(Exercise goal)
The records below hold pictures; please leave those out and retype the rest exactly.

(Data records)

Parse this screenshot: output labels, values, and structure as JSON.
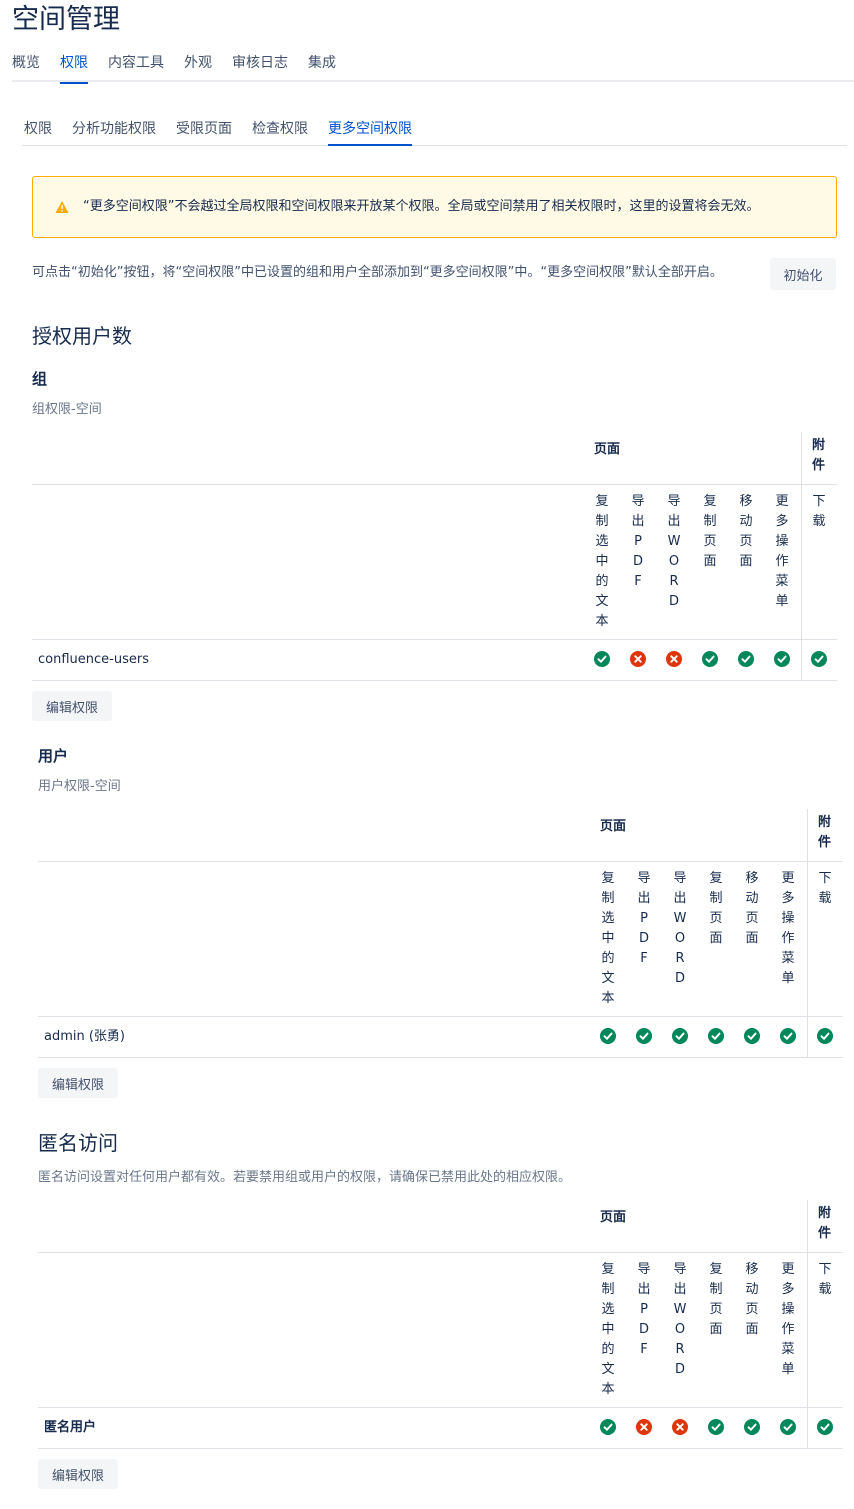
{
  "title": "空间管理",
  "tabs": [
    "概览",
    "权限",
    "内容工具",
    "外观",
    "审核日志",
    "集成"
  ],
  "subtabs": [
    "权限",
    "分析功能权限",
    "受限页面",
    "检查权限",
    "更多空间权限"
  ],
  "warning": "“更多空间权限”不会越过全局权限和空间权限来开放某个权限。全局或空间禁用了相关权限时，这里的设置将会无效。",
  "info": "可点击“初始化”按钮，将“空间权限”中已设置的组和用户全部添加到“更多空间权限”中。“更多空间权限”默认全部开启。",
  "init_button": "初始化",
  "licensed_heading": "授权用户数",
  "columns_page_group": "页面",
  "columns_attach_group": "附件",
  "columns": [
    "复制选中的文本",
    "导出PDF",
    "导出WORD",
    "复制页面",
    "移动页面",
    "更多操作菜单",
    "下载"
  ],
  "edit_button": "编辑权限",
  "sections": [
    {
      "heading": "组",
      "description": "组权限-空间",
      "rows": [
        {
          "name": "confluence-users",
          "perms": [
            true,
            false,
            false,
            true,
            true,
            true,
            true
          ]
        }
      ]
    },
    {
      "heading": "用户",
      "description": "用户权限-空间",
      "rows": [
        {
          "name": "admin (张勇)",
          "perms": [
            true,
            true,
            true,
            true,
            true,
            true,
            true
          ]
        }
      ]
    },
    {
      "heading": "匿名访问",
      "description": "匿名访问设置对任何用户都有效。若要禁用组或用户的权限，请确保已禁用此处的相应权限。",
      "rows": [
        {
          "name": "匿名用户",
          "perms": [
            true,
            false,
            false,
            true,
            true,
            true,
            true
          ]
        }
      ]
    }
  ],
  "colors": {
    "accent": "#0052cc",
    "yes": "#00875a",
    "no": "#de350b",
    "warning": "#ffab00"
  },
  "icons": {
    "warning": "warning-icon",
    "yes": "check-circle-icon",
    "no": "cross-circle-icon"
  }
}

(Answer in full)
Parse this screenshot: output labels, values, and structure as JSON.
{
  "title": "空间管理",
  "tabs": [
    "概览",
    "权限",
    "内容工具",
    "外观",
    "审核日志",
    "集成"
  ],
  "subtabs": [
    "权限",
    "分析功能权限",
    "受限页面",
    "检查权限",
    "更多空间权限"
  ],
  "warning": "“更多空间权限”不会越过全局权限和空间权限来开放某个权限。全局或空间禁用了相关权限时，这里的设置将会无效。",
  "info": "可点击“初始化”按钮，将“空间权限”中已设置的组和用户全部添加到“更多空间权限”中。“更多空间权限”默认全部开启。",
  "init_button": "初始化",
  "licensed_heading": "授权用户数",
  "columns_page_group": "页面",
  "columns_attach_group": "附件",
  "columns": [
    "复制选中的文本",
    "导出PDF",
    "导出WORD",
    "复制页面",
    "移动页面",
    "更多操作菜单",
    "下载"
  ],
  "edit_button": "编辑权限",
  "sections": [
    {
      "heading": "组",
      "description": "组权限-空间",
      "rows": [
        {
          "name": "confluence-users",
          "perms": [
            true,
            false,
            false,
            true,
            true,
            true,
            true
          ]
        }
      ]
    },
    {
      "heading": "用户",
      "description": "用户权限-空间",
      "rows": [
        {
          "name": "admin (张勇)",
          "perms": [
            true,
            true,
            true,
            true,
            true,
            true,
            true
          ]
        }
      ]
    },
    {
      "heading": "匿名访问",
      "description": "匿名访问设置对任何用户都有效。若要禁用组或用户的权限，请确保已禁用此处的相应权限。",
      "rows": [
        {
          "name": "匿名用户",
          "perms": [
            true,
            false,
            false,
            true,
            true,
            true,
            true
          ]
        }
      ]
    }
  ],
  "colors": {
    "accent": "#0052cc",
    "yes": "#00875a",
    "no": "#de350b",
    "warning": "#ffab00"
  },
  "icons": {
    "warning": "warning-icon",
    "yes": "check-circle-icon",
    "no": "cross-circle-icon"
  }
}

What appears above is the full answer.